- [Task to complete]: Write out the entire listing below exactly as it appears, minus any pictures.
++++
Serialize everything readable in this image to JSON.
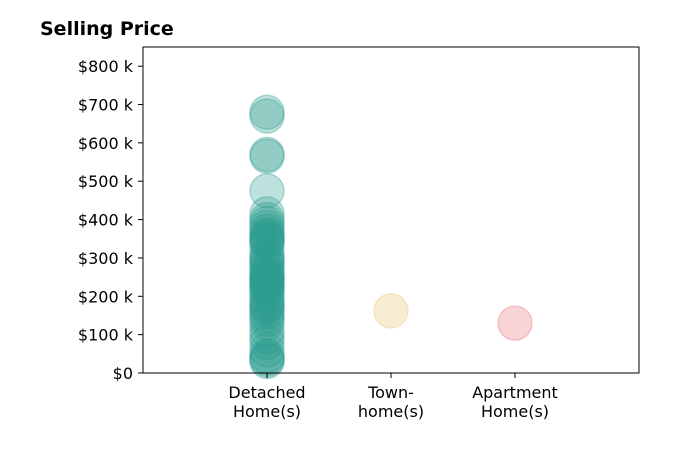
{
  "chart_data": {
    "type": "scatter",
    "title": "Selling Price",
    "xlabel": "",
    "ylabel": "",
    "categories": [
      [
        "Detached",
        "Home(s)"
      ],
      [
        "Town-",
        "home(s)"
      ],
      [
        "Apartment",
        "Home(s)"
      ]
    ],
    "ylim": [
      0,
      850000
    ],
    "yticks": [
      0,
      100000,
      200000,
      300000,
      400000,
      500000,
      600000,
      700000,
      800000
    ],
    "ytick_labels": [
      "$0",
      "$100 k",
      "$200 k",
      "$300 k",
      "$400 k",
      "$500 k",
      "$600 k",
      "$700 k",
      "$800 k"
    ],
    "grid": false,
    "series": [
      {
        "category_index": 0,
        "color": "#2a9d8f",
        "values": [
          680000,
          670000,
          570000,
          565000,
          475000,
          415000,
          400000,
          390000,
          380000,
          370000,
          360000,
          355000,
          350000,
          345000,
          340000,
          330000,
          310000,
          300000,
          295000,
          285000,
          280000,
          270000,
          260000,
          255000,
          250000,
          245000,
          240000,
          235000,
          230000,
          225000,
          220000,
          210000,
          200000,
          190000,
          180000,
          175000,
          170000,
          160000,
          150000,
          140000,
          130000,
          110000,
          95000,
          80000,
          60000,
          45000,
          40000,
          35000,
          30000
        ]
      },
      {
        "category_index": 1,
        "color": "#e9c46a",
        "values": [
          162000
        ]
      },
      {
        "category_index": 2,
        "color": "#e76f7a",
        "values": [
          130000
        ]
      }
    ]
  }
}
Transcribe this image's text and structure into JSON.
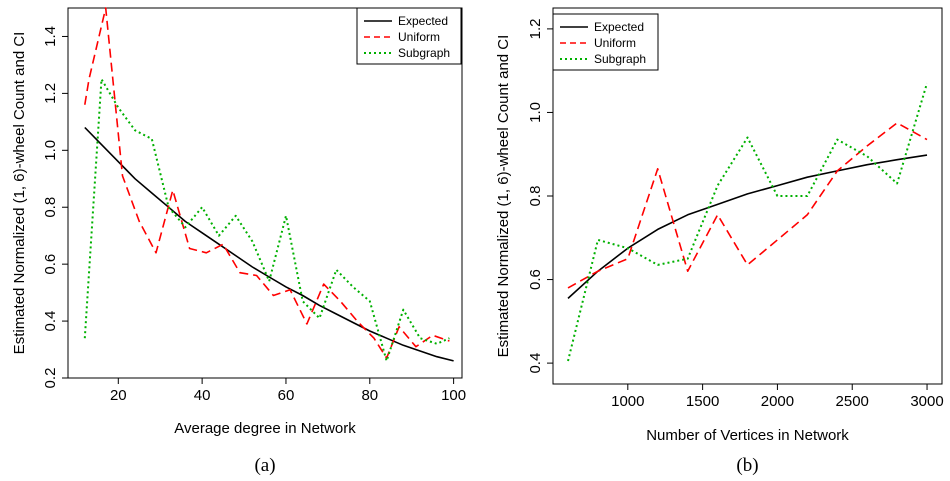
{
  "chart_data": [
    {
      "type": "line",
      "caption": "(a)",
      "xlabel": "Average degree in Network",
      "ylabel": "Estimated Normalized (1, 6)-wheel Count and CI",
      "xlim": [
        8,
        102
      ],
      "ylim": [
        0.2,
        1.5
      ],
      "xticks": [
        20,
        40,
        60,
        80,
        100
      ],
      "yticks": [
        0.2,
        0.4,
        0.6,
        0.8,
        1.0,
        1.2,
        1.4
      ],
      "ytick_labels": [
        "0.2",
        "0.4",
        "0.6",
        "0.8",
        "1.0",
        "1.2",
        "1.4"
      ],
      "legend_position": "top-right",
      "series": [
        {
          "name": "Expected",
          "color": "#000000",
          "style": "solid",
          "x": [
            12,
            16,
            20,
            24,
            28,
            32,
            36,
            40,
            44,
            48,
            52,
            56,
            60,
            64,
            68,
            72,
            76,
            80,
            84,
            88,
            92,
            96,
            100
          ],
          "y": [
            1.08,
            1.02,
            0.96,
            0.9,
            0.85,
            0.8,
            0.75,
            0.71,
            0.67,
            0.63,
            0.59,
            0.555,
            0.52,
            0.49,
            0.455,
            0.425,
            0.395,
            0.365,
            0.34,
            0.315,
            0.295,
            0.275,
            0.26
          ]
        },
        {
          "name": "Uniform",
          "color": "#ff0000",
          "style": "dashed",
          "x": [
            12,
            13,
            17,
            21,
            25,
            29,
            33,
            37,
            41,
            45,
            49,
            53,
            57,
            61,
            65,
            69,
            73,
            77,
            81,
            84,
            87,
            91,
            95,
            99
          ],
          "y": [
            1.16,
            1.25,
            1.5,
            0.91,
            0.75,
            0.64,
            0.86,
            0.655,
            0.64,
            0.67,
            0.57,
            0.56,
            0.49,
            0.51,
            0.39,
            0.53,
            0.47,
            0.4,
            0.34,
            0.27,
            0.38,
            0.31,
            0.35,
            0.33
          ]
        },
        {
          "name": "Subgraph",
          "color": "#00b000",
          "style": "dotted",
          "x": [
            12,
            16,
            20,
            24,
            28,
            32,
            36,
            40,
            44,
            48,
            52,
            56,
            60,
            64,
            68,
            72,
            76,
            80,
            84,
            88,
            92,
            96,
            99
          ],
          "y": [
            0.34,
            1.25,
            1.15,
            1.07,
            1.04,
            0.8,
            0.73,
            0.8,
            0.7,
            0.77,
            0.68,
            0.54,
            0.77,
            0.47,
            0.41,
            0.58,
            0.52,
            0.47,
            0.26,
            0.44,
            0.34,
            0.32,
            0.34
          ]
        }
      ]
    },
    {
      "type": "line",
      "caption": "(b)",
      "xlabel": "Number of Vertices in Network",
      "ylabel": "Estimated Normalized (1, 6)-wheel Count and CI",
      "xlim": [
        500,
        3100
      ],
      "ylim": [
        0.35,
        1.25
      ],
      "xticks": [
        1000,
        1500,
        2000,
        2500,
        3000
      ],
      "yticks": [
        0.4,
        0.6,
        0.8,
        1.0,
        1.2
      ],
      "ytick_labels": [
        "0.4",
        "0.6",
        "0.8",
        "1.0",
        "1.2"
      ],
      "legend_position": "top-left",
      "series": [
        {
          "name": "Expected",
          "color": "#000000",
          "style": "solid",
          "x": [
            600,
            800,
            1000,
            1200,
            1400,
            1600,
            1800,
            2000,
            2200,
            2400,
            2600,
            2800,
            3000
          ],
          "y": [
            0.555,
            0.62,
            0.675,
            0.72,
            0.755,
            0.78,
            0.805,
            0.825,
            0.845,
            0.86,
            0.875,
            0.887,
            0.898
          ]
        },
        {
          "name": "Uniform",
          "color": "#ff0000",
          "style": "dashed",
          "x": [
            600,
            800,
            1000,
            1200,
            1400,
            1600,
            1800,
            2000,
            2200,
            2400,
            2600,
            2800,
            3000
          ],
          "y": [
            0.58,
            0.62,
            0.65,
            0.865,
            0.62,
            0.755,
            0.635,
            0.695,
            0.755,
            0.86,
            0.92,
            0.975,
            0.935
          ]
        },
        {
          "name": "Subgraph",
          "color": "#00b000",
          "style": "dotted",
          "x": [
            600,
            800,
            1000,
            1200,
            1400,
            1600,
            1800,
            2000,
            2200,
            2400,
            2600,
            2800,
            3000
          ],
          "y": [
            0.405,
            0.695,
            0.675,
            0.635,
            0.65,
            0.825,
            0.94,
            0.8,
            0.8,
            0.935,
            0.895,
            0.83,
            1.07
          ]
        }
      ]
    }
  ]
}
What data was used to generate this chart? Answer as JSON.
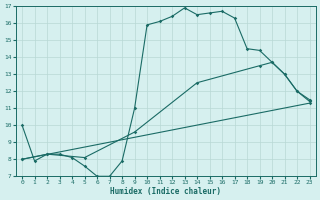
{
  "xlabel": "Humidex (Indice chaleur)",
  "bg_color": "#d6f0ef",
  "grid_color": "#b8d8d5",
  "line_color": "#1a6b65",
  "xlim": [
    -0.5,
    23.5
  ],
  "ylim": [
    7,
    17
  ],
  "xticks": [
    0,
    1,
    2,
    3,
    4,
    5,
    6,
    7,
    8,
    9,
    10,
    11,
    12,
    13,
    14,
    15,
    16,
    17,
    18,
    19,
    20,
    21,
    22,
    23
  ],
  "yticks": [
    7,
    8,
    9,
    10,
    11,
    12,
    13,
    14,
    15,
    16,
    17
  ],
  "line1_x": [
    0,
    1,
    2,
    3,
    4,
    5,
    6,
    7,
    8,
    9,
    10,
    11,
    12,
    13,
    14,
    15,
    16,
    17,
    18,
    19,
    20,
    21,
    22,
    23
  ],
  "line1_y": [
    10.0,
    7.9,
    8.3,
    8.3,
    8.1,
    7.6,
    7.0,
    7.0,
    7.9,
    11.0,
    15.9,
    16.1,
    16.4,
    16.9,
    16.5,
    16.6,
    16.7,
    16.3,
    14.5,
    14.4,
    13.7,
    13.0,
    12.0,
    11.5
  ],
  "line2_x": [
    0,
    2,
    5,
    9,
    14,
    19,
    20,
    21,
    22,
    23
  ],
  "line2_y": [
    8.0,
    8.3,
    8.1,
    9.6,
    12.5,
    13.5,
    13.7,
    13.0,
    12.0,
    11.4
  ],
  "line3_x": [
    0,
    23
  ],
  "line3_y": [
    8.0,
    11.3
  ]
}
++++
- [Answer to this exercise]:
Serialize everything readable in this image to JSON.
{
  "chart_data": {
    "type": "scatter",
    "title": "Selling Price",
    "xlabel": "",
    "ylabel": "",
    "categories": [
      [
        "Detached",
        "Home(s)"
      ],
      [
        "Town-",
        "home(s)"
      ],
      [
        "Apartment",
        "Home(s)"
      ]
    ],
    "ylim": [
      0,
      850000
    ],
    "yticks": [
      0,
      100000,
      200000,
      300000,
      400000,
      500000,
      600000,
      700000,
      800000
    ],
    "ytick_labels": [
      "$0",
      "$100 k",
      "$200 k",
      "$300 k",
      "$400 k",
      "$500 k",
      "$600 k",
      "$700 k",
      "$800 k"
    ],
    "grid": false,
    "series": [
      {
        "category_index": 0,
        "color": "#2a9d8f",
        "values": [
          680000,
          670000,
          570000,
          565000,
          475000,
          415000,
          400000,
          390000,
          380000,
          370000,
          360000,
          355000,
          350000,
          345000,
          340000,
          330000,
          310000,
          300000,
          295000,
          285000,
          280000,
          270000,
          260000,
          255000,
          250000,
          245000,
          240000,
          235000,
          230000,
          225000,
          220000,
          210000,
          200000,
          190000,
          180000,
          175000,
          170000,
          160000,
          150000,
          140000,
          130000,
          110000,
          95000,
          80000,
          60000,
          45000,
          40000,
          35000,
          30000
        ]
      },
      {
        "category_index": 1,
        "color": "#e9c46a",
        "values": [
          162000
        ]
      },
      {
        "category_index": 2,
        "color": "#e76f7a",
        "values": [
          130000
        ]
      }
    ]
  }
}
Transcribe this image's text and structure into JSON.
{
  "chart_data": [
    {
      "type": "line",
      "caption": "(a)",
      "xlabel": "Average degree in Network",
      "ylabel": "Estimated Normalized (1, 6)-wheel Count and CI",
      "xlim": [
        8,
        102
      ],
      "ylim": [
        0.2,
        1.5
      ],
      "xticks": [
        20,
        40,
        60,
        80,
        100
      ],
      "yticks": [
        0.2,
        0.4,
        0.6,
        0.8,
        1.0,
        1.2,
        1.4
      ],
      "ytick_labels": [
        "0.2",
        "0.4",
        "0.6",
        "0.8",
        "1.0",
        "1.2",
        "1.4"
      ],
      "legend_position": "top-right",
      "series": [
        {
          "name": "Expected",
          "color": "#000000",
          "style": "solid",
          "x": [
            12,
            16,
            20,
            24,
            28,
            32,
            36,
            40,
            44,
            48,
            52,
            56,
            60,
            64,
            68,
            72,
            76,
            80,
            84,
            88,
            92,
            96,
            100
          ],
          "y": [
            1.08,
            1.02,
            0.96,
            0.9,
            0.85,
            0.8,
            0.75,
            0.71,
            0.67,
            0.63,
            0.59,
            0.555,
            0.52,
            0.49,
            0.455,
            0.425,
            0.395,
            0.365,
            0.34,
            0.315,
            0.295,
            0.275,
            0.26
          ]
        },
        {
          "name": "Uniform",
          "color": "#ff0000",
          "style": "dashed",
          "x": [
            12,
            13,
            17,
            21,
            25,
            29,
            33,
            37,
            41,
            45,
            49,
            53,
            57,
            61,
            65,
            69,
            73,
            77,
            81,
            84,
            87,
            91,
            95,
            99
          ],
          "y": [
            1.16,
            1.25,
            1.5,
            0.91,
            0.75,
            0.64,
            0.86,
            0.655,
            0.64,
            0.67,
            0.57,
            0.56,
            0.49,
            0.51,
            0.39,
            0.53,
            0.47,
            0.4,
            0.34,
            0.27,
            0.38,
            0.31,
            0.35,
            0.33
          ]
        },
        {
          "name": "Subgraph",
          "color": "#00b000",
          "style": "dotted",
          "x": [
            12,
            16,
            20,
            24,
            28,
            32,
            36,
            40,
            44,
            48,
            52,
            56,
            60,
            64,
            68,
            72,
            76,
            80,
            84,
            88,
            92,
            96,
            99
          ],
          "y": [
            0.34,
            1.25,
            1.15,
            1.07,
            1.04,
            0.8,
            0.73,
            0.8,
            0.7,
            0.77,
            0.68,
            0.54,
            0.77,
            0.47,
            0.41,
            0.58,
            0.52,
            0.47,
            0.26,
            0.44,
            0.34,
            0.32,
            0.34
          ]
        }
      ]
    },
    {
      "type": "line",
      "caption": "(b)",
      "xlabel": "Number of Vertices in Network",
      "ylabel": "Estimated Normalized (1, 6)-wheel Count and CI",
      "xlim": [
        500,
        3100
      ],
      "ylim": [
        0.35,
        1.25
      ],
      "xticks": [
        1000,
        1500,
        2000,
        2500,
        3000
      ],
      "yticks": [
        0.4,
        0.6,
        0.8,
        1.0,
        1.2
      ],
      "ytick_labels": [
        "0.4",
        "0.6",
        "0.8",
        "1.0",
        "1.2"
      ],
      "legend_position": "top-left",
      "series": [
        {
          "name": "Expected",
          "color": "#000000",
          "style": "solid",
          "x": [
            600,
            800,
            1000,
            1200,
            1400,
            1600,
            1800,
            2000,
            2200,
            2400,
            2600,
            2800,
            3000
          ],
          "y": [
            0.555,
            0.62,
            0.675,
            0.72,
            0.755,
            0.78,
            0.805,
            0.825,
            0.845,
            0.86,
            0.875,
            0.887,
            0.898
          ]
        },
        {
          "name": "Uniform",
          "color": "#ff0000",
          "style": "dashed",
          "x": [
            600,
            800,
            1000,
            1200,
            1400,
            1600,
            1800,
            2000,
            2200,
            2400,
            2600,
            2800,
            3000
          ],
          "y": [
            0.58,
            0.62,
            0.65,
            0.865,
            0.62,
            0.755,
            0.635,
            0.695,
            0.755,
            0.86,
            0.92,
            0.975,
            0.935
          ]
        },
        {
          "name": "Subgraph",
          "color": "#00b000",
          "style": "dotted",
          "x": [
            600,
            800,
            1000,
            1200,
            1400,
            1600,
            1800,
            2000,
            2200,
            2400,
            2600,
            2800,
            3000
          ],
          "y": [
            0.405,
            0.695,
            0.675,
            0.635,
            0.65,
            0.825,
            0.94,
            0.8,
            0.8,
            0.935,
            0.895,
            0.83,
            1.07
          ]
        }
      ]
    }
  ]
}
What data was used to generate this chart? Answer as JSON.
{
  "xlabel": "Humidex (Indice chaleur)",
  "bg_color": "#d6f0ef",
  "grid_color": "#b8d8d5",
  "line_color": "#1a6b65",
  "xlim": [
    -0.5,
    23.5
  ],
  "ylim": [
    7,
    17
  ],
  "xticks": [
    0,
    1,
    2,
    3,
    4,
    5,
    6,
    7,
    8,
    9,
    10,
    11,
    12,
    13,
    14,
    15,
    16,
    17,
    18,
    19,
    20,
    21,
    22,
    23
  ],
  "yticks": [
    7,
    8,
    9,
    10,
    11,
    12,
    13,
    14,
    15,
    16,
    17
  ],
  "line1_x": [
    0,
    1,
    2,
    3,
    4,
    5,
    6,
    7,
    8,
    9,
    10,
    11,
    12,
    13,
    14,
    15,
    16,
    17,
    18,
    19,
    20,
    21,
    22,
    23
  ],
  "line1_y": [
    10.0,
    7.9,
    8.3,
    8.3,
    8.1,
    7.6,
    7.0,
    7.0,
    7.9,
    11.0,
    15.9,
    16.1,
    16.4,
    16.9,
    16.5,
    16.6,
    16.7,
    16.3,
    14.5,
    14.4,
    13.7,
    13.0,
    12.0,
    11.5
  ],
  "line2_x": [
    0,
    2,
    5,
    9,
    14,
    19,
    20,
    21,
    22,
    23
  ],
  "line2_y": [
    8.0,
    8.3,
    8.1,
    9.6,
    12.5,
    13.5,
    13.7,
    13.0,
    12.0,
    11.4
  ],
  "line3_x": [
    0,
    23
  ],
  "line3_y": [
    8.0,
    11.3
  ]
}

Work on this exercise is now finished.